- _What this exercise asks_:
1. Repeat the part of the stock market update that opens with the words containing "I just wanted" and closes with "brakes around 1114.".
2. According to the stock market update, about what level was the S&P 500's 50-day moving average when Friday morning's update was written?
3. Check each statement against the stock market update and answer yes or no, quoting the words that decide it: (a) The market opened sharply lower on Friday. (b) Earnings were solid for most industries other than banks. (c) The steep drop came later in the afternoon.

- _Text excerpt_:

"""

Update: The Implications of Friday’s Slide in Stocks

I just wanted to post a quick weekend update now that the market went ahead and did exactly what we didn’t want it to — crash below the key 1114 level for the S&P 500.

In Friday morning’s market update, I talked about how the S&P was likely to test support at its 50-day moving average — around 1114 as of that writing. Sure enough, the market opened mixed and flirted around that level for most of the day — until later in the afternoon when it fell hard, seemingly out of nowhere. The economic fundamentals were decidedly bearish last week thanks to poor bank performance, despite the fact that good earning numbers were solid for most other industries. Still, I’d hoped that we’d see stocks hit the brakes around 1114.

"""

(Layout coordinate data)
"""

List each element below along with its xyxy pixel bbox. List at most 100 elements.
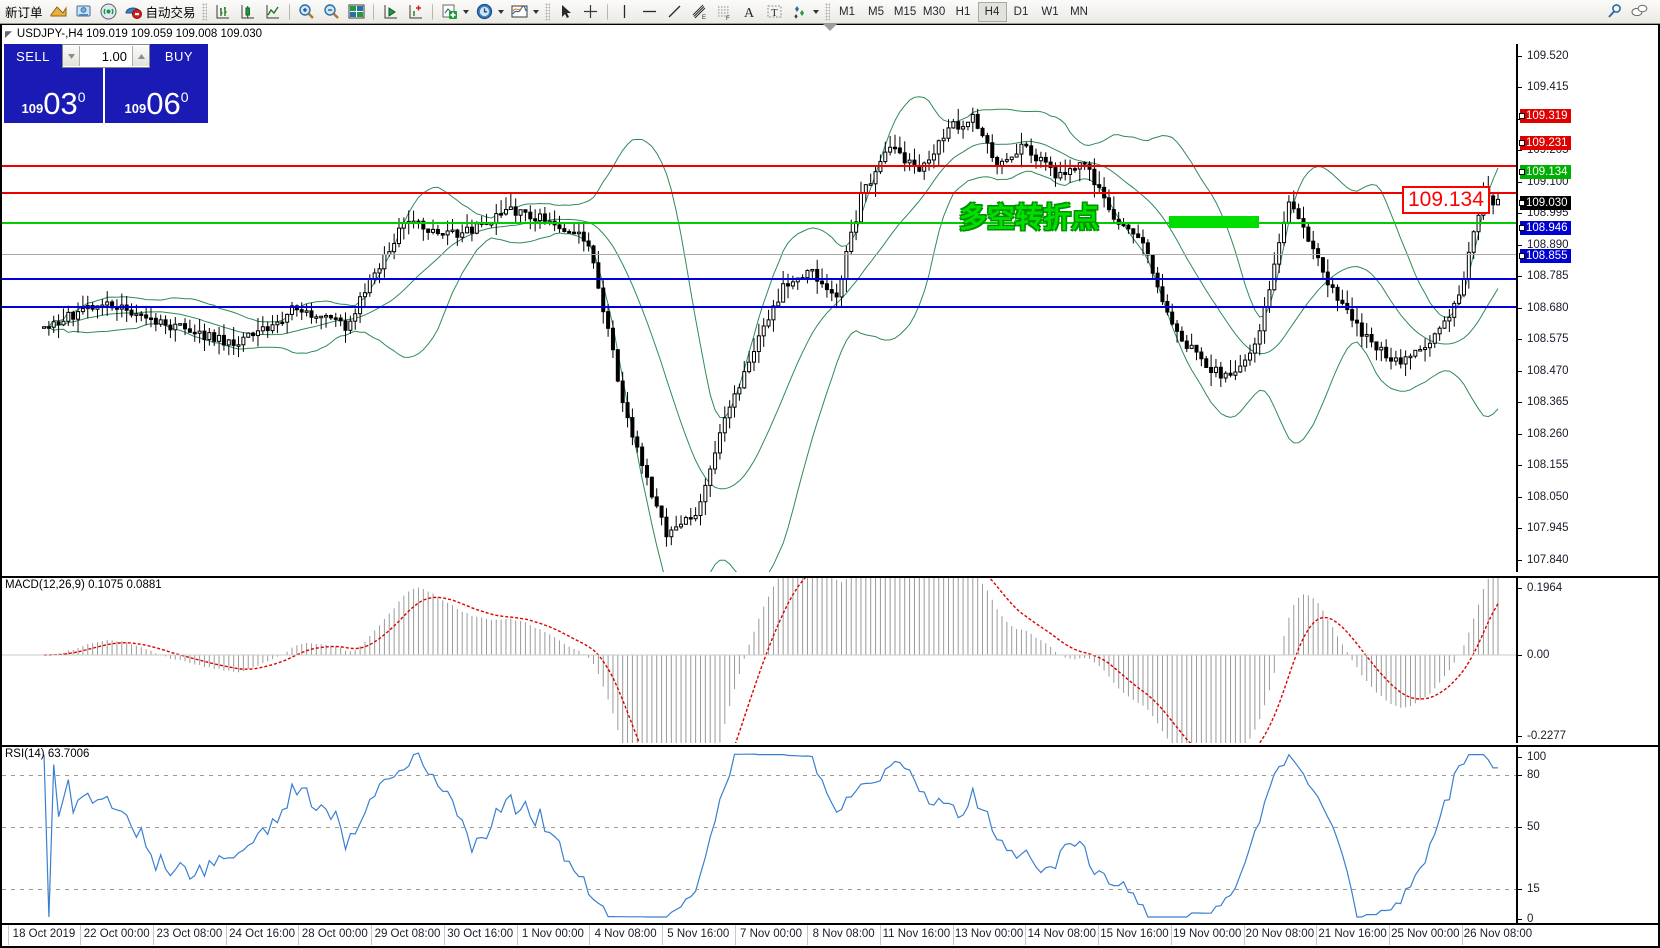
macd-signal-line: [44, 578, 1499, 743]
price-flag-last-price[interactable]: 109.030: [1519, 196, 1571, 210]
cloud-upload-button[interactable]: [71, 1, 96, 23]
timeframe-m1[interactable]: M1: [839, 5, 856, 18]
time-axis-separator: [153, 925, 155, 945]
timeframe-m5[interactable]: M5: [868, 5, 885, 18]
line-chart-button[interactable]: [260, 1, 285, 23]
crosshair-button[interactable]: [578, 1, 603, 23]
resistance-line-1[interactable]: [2, 165, 1516, 167]
turning-point-annotation[interactable]: 多空转折点: [959, 201, 1100, 234]
bar-chart-button[interactable]: [210, 1, 235, 23]
price-flag-support-1[interactable]: 108.946: [1519, 221, 1571, 236]
buy-price-display[interactable]: 109 06 0: [105, 68, 208, 123]
candle: [1247, 344, 1253, 366]
sell-button[interactable]: SELL: [4, 44, 62, 68]
cursor-button[interactable]: [553, 1, 578, 23]
candle: [503, 197, 508, 216]
candle: [265, 321, 270, 338]
macd-tick: 0.00: [1518, 649, 1658, 662]
horizontal-line-button[interactable]: [637, 1, 662, 23]
candle: [1296, 203, 1301, 220]
candle: [173, 317, 178, 342]
zoom-out-button[interactable]: [319, 1, 344, 23]
period-caret-icon[interactable]: [497, 9, 504, 14]
price-flag-pivot-level[interactable]: 109.134: [1519, 164, 1571, 179]
price-flag-support-2[interactable]: 108.855: [1519, 248, 1571, 263]
resistance-line-2[interactable]: [2, 192, 1516, 194]
tile-windows-button[interactable]: [344, 1, 369, 23]
toolbar-grip-1[interactable]: [201, 2, 207, 21]
timeframe-mn[interactable]: MN: [1070, 5, 1088, 18]
add-indicator-caret-icon[interactable]: [462, 9, 469, 14]
price-tick: 108.155: [1518, 459, 1658, 472]
pivot-highlight-box[interactable]: [1169, 216, 1259, 228]
timeframe-m15[interactable]: M15: [893, 5, 917, 18]
objects-caret-icon[interactable]: [812, 9, 819, 14]
candle: [1243, 354, 1248, 372]
candle: [572, 223, 577, 235]
text-button[interactable]: A: [737, 1, 762, 23]
search-button[interactable]: [1602, 1, 1627, 23]
time-axis-label: 30 Oct 16:00: [447, 928, 514, 940]
price-callout-box[interactable]: 109.134: [1402, 186, 1490, 214]
chart-icon-button[interactable]: [46, 1, 71, 23]
support-line-2[interactable]: [2, 306, 1516, 308]
period-button[interactable]: [472, 1, 507, 23]
new-order-button[interactable]: 新订单: [2, 1, 46, 23]
time-axis[interactable]: 18 Oct 2019 22 Oct 00:00 23 Oct 08:00 24 Oc…: [2, 923, 1658, 945]
volume-decrement-button[interactable]: [63, 46, 80, 66]
text-label-button[interactable]: T: [762, 1, 787, 23]
candle: [246, 332, 251, 338]
autotrading-button[interactable]: 自动交易: [121, 1, 199, 23]
add-indicator-button[interactable]: [437, 1, 472, 23]
candle: [275, 314, 280, 334]
candle: [679, 515, 684, 529]
price-flag-resistance-2[interactable]: 109.231: [1519, 135, 1571, 150]
toolbar-grip-2[interactable]: [544, 2, 550, 21]
candle: [1092, 158, 1097, 198]
zoom-in-button[interactable]: [294, 1, 319, 23]
volume-input[interactable]: 1.00: [101, 48, 127, 64]
volume-increment-button[interactable]: [132, 46, 149, 66]
pivot-line[interactable]: [2, 222, 1516, 224]
buy-button[interactable]: BUY: [150, 44, 208, 68]
rsi-plot[interactable]: [2, 747, 1516, 923]
data-window-button[interactable]: [378, 1, 403, 23]
restore-icon[interactable]: ◤: [5, 28, 12, 39]
candle: [348, 315, 353, 334]
timeframe-d1[interactable]: D1: [1013, 5, 1029, 18]
candlestick-button[interactable]: [235, 1, 260, 23]
price-scale[interactable]: 109.520109.415109.310109.205109.100108.9…: [1516, 44, 1658, 572]
price-flag-resistance-1[interactable]: 109.319: [1519, 109, 1571, 124]
candle: [1097, 171, 1102, 193]
price-plot[interactable]: 多空转折点: [2, 44, 1516, 572]
price-tick: 108.575: [1518, 333, 1658, 346]
timeframe-h4[interactable]: H4: [977, 1, 1007, 22]
time-axis-label: 8 Nov 08:00: [812, 928, 875, 940]
toolbar-grip-3[interactable]: [824, 2, 830, 21]
timeframe-m30[interactable]: M30: [922, 5, 946, 18]
one-click-trading-panel[interactable]: SELL 1.00 BUY 109 03 0: [4, 44, 208, 123]
navigator-button[interactable]: [403, 1, 428, 23]
chat-button[interactable]: [1627, 1, 1652, 23]
signal-button[interactable]: [96, 1, 121, 23]
templates-caret-icon[interactable]: [532, 9, 539, 14]
toolbar-separator-4: [606, 2, 608, 21]
candle: [576, 221, 581, 244]
macd-plot[interactable]: [2, 578, 1516, 743]
timeframe-w1[interactable]: W1: [1041, 5, 1059, 18]
candle: [606, 304, 611, 337]
equidistant-channel-button[interactable]: E: [687, 1, 712, 23]
trendline-button[interactable]: [662, 1, 687, 23]
support-line-1[interactable]: [2, 278, 1516, 280]
collapse-arrow-icon[interactable]: [823, 24, 837, 31]
time-axis-separator: [225, 925, 227, 945]
vertical-line-button[interactable]: [612, 1, 637, 23]
time-axis-separator: [880, 925, 882, 945]
candle: [1286, 195, 1291, 223]
templates-button[interactable]: [507, 1, 542, 23]
fibonacci-button[interactable]: F: [712, 1, 737, 23]
sell-price-display[interactable]: 109 03 0: [4, 68, 103, 123]
objects-button[interactable]: [787, 1, 822, 23]
macd-tick: -0.2277: [1518, 730, 1658, 743]
timeframe-h1[interactable]: H1: [955, 5, 971, 18]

"""

- _Exercise answers_:
1.
I just wanted to post a quick weekend update now that the market went ahead and did exactly what we didn’t want it to — crash below the key 1114 level for the S&P 500.

In Friday morning’s market update, I talked about how the S&P was likely to test support at its 50-day moving average — around 1114 as of that writing. Sure enough, the market opened mixed and flirted around that level for most of the day — until later in the afternoon when it fell hard, seemingly out of nowhere. The economic fundamentals were decidedly bearish last week thanks to poor bank performance, despite the fact that good earning numbers were solid for most other industries. Still, I’d hoped that we’d see stocks hit the brakes around 1114.

2. Around 1114.

3.
(a) No: "the market opened mixed and flirted around that level for most of the day"
(b) Yes: "poor bank performance, despite the fact that good earning numbers were solid for most other industries"
(c) Yes: "until later in the afternoon when it fell hard, seemingly out of nowhere"